### What the task asks
Take the line containing "Give me a plain-text" and every line after it to the end of the records, and copy them exactly, leaving out pictures.

## begin Records for this exercise

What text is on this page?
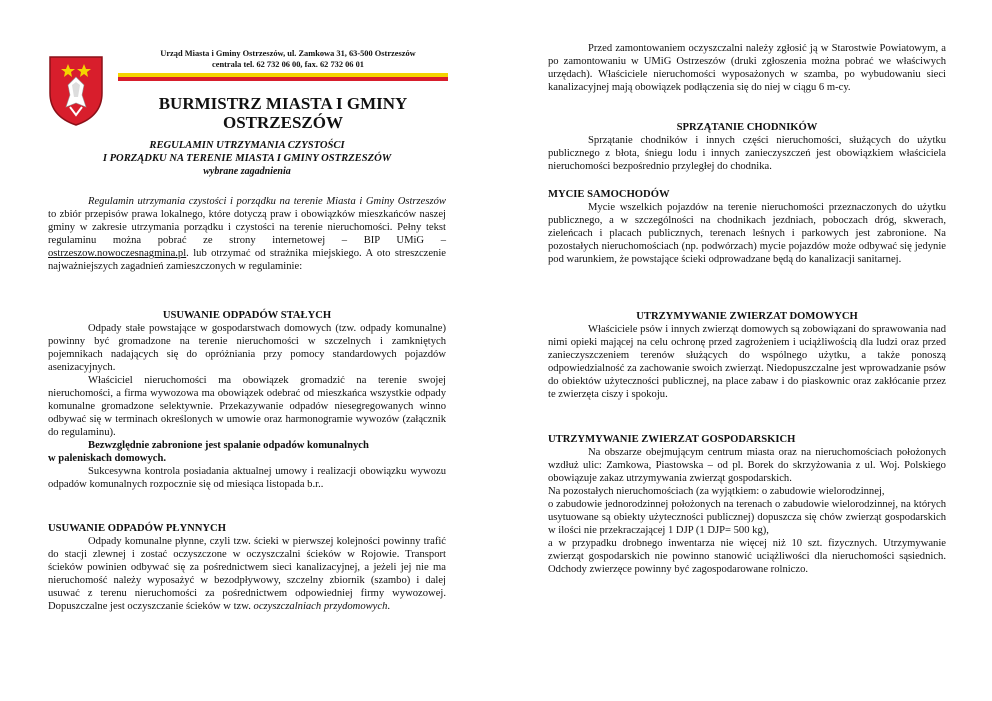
Urząd Miasta i Gminy Ostrzeszów, ul. Zamkowa 31, 63-500 Ostrzeszów
centrala tel. 62 732 06 00, fax. 62 732 06 01
BURMISTRZ MIASTA I GMINY
OSTRZESZÓW
REGULAMIN UTRZYMANIA CZYSTOŚCI
I PORZĄDKU NA TERENIE MIASTA I GMINY OSTRZESZÓW
wybrane zagadnienia

Regulamin utrzymania czystości i porządku na terenie Miasta i Gminy Ostrzeszów to zbiór przepisów prawa lokalnego, które dotyczą praw i obowiązków mieszkańców naszej gminy w zakresie utrzymania porządku i czystości na terenie nieruchomości. Pełny tekst regulaminu można pobrać ze strony internetowej – BIP UMiG – ostrzeszow.nowoczesnagmina.pl. lub otrzymać od strażnika miejskiego. A oto streszczenie najważniejszych zagadnień zamieszczonych w regulaminie:

USUWANIE ODPADÓW STAŁYCH

Odpady stałe powstające w gospodarstwach domowych (tzw. odpady komunalne) powinny być gromadzone na terenie nieruchomości w szczelnych i zamkniętych pojemnikach nadających się do opróżniania przy pomocy standardowych pojazdów asenizacyjnych.

Właściciel nieruchomości ma obowiązek gromadzić na terenie swojej nieruchomości, a firma wywozowa ma obowiązek odebrać od mieszkańca wszystkie odpady komunalne gromadzone selektywnie. Przekazywanie odpadów niesegregowanych winno odbywać się w terminach określonych w umowie oraz harmonogramie wywozów (załącznik do regulaminu).

Bezwzględnie zabronione jest spalanie odpadów komunalnych

w paleniskach domowych.

Sukcesywna kontrola posiadania aktualnej umowy i realizacji obowiązku wywozu odpadów komunalnych rozpocznie się od miesiąca listopada b.r..

USUWANIE ODPADÓW PŁYNNYCH

Odpady komunalne płynne, czyli tzw. ścieki w pierwszej kolejności powinny trafić do stacji zlewnej i zostać oczyszczone w oczyszczalni ścieków w Rojowie. Transport ścieków powinien odbywać się za pośrednictwem sieci kanalizacyjnej, a jeżeli jej nie ma nieruchomość należy wyposażyć w bezodpływowy, szczelny zbiornik (szambo) i dalej usuwać z terenu nieruchomości za pośrednictwem odpowiedniej firmy wywozowej. Dopuszczalne jest oczyszczanie ścieków w tzw. oczyszczalniach przydomowych.

Przed zamontowaniem oczyszczalni należy zgłosić ją w Starostwie Powiatowym, a po zamontowaniu w UMiG Ostrzeszów (druki zgłoszenia można pobrać we właściwych urzędach). Właściciele nieruchomości wyposażonych w szamba, po wybudowaniu sieci kanalizacyjnej mają obowiązek podłączenia się do niej w ciągu 6 m-cy.

SPRZĄTANIE CHODNIKÓW

Sprzątanie chodników i innych części nieruchomości, służących do użytku publicznego z błota, śniegu lodu i innych zanieczyszczeń jest obowiązkiem właściciela nieruchomości bezpośrednio przyległej do chodnika.

MYCIE SAMOCHODÓW

Mycie wszelkich pojazdów na terenie nieruchomości przeznaczonych do użytku publicznego, a w szczególności na chodnikach jezdniach, poboczach dróg, skwerach, zieleńcach i placach publicznych, terenach leśnych i parkowych jest zabronione. Na pozostałych nieruchomościach (np. podwórzach) mycie pojazdów może odbywać się jedynie pod warunkiem, że powstające ścieki odprowadzane będą do kanalizacji sanitarnej.

UTRZYMYWANIE ZWIERZAT DOMOWYCH

Właściciele psów i innych zwierząt domowych są zobowiązani do sprawowania nad nimi opieki mającej na celu ochronę przed zagrożeniem i uciążliwością dla ludzi oraz przed zanieczyszczeniem terenów służących do wspólnego użytku, a także ponoszą odpowiedzialność za zachowanie swoich zwierząt. Niedopuszczalne jest wprowadzanie psów do obiektów użyteczności publicznej, na place zabaw i do piaskownic oraz zakłócanie przez te zwierzęta ciszy i spokoju.

UTRZYMYWANIE ZWIERZAT GOSPODARSKICH

Na obszarze obejmującym centrum miasta oraz na nieruchomościach położonych wzdłuż ulic: Zamkowa, Piastowska – od pl. Borek do skrzyżowania z ul. Woj. Polskiego obowiązuje zakaz utrzymywania zwierząt gospodarskich.

Na pozostałych nieruchomościach (za wyjątkiem: o zabudowie wielorodzinnej,

o zabudowie jednorodzinnej położonych na terenach o zabudowie wielorodzinnej, na których usytuowane są obiekty użyteczności publicznej) dopuszcza się chów zwierząt gospodarskich w ilości nie przekraczającej 1 DJP (1 DJP= 500 kg),

a w przypadku drobnego inwentarza nie więcej niż 10 szt. fizycznych. Utrzymywanie zwierząt gospodarskich nie powinno stanowić uciążliwości dla nieruchomości sąsiednich. Odchody zwierzęce powinny być zagospodarowane rolniczo.
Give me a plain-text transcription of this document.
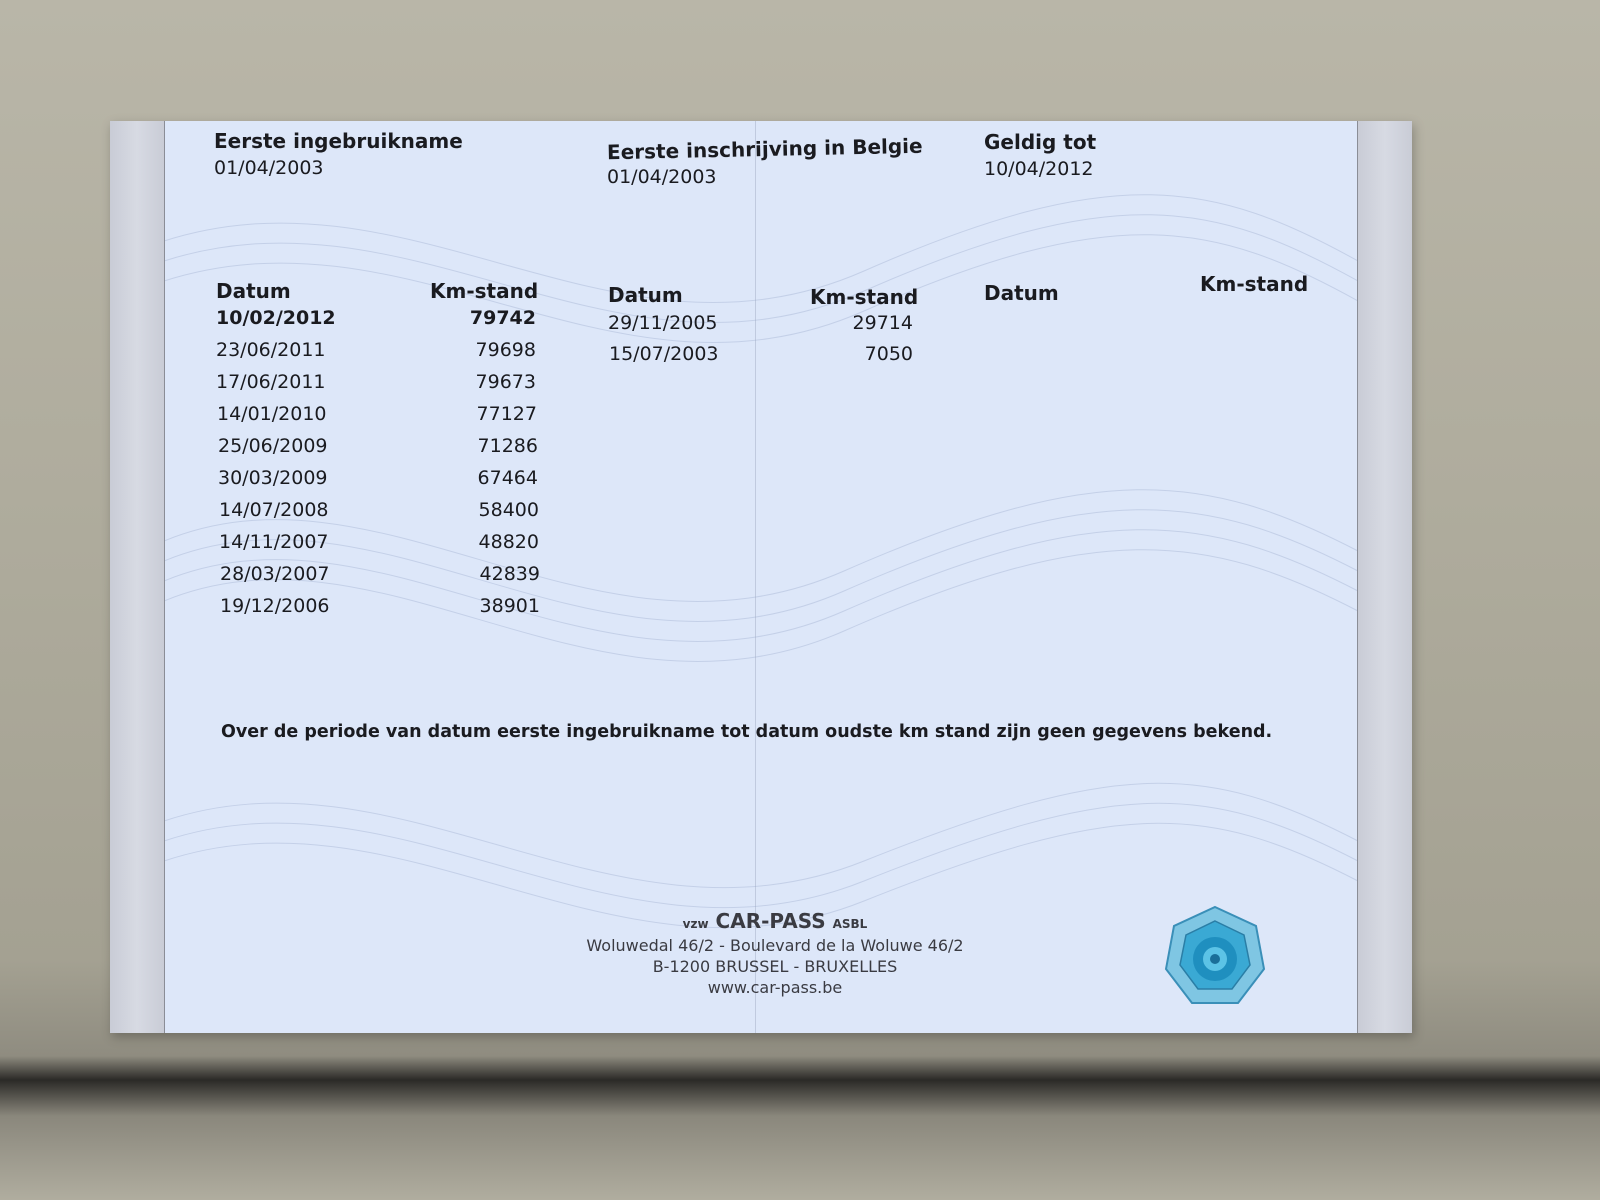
Eerste ingebruikname
01/04/2003
Eerste inschrijving in Belgie
01/04/2003
Geldig tot
10/04/2012
Datum	Km-stand	Datum	Km-stand	Datum	Km-stand
10/02/2012	79742
23/06/2011	79698
17/06/2011	79673
14/01/2010	77127
25/06/2009	71286
30/03/2009	67464
14/07/2008	58400
14/11/2007	48820
28/03/2007	42839
19/12/2006	38901
29/11/2005	29714
15/07/2003	7050
Over de periode van datum eerste ingebruikname tot datum oudste km stand zijn geen gegevens bekend.
vzw CAR-PASS ASBL
Woluwedal 46/2 - Boulevard de la Woluwe 46/2
B-1200 BRUSSEL - BRUXELLES
www.car-pass.be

## end Records for this exercise

### Answer
Give me a plain-text transcription of this document.
Eerste ingebruikname
01/04/2003
Eerste inschrijving in Belgie
01/04/2003
Geldig tot
10/04/2012
Datum	Km-stand	Datum	Km-stand	Datum	Km-stand
10/02/2012	79742
23/06/2011	79698
17/06/2011	79673
14/01/2010	77127
25/06/2009	71286
30/03/2009	67464
14/07/2008	58400
14/11/2007	48820
28/03/2007	42839
19/12/2006	38901
29/11/2005	29714
15/07/2003	7050
Over de periode van datum eerste ingebruikname tot datum oudste km stand zijn geen gegevens bekend.
vzw CAR-PASS ASBL
Woluwedal 46/2 - Boulevard de la Woluwe 46/2
B-1200 BRUSSEL - BRUXELLES
www.car-pass.be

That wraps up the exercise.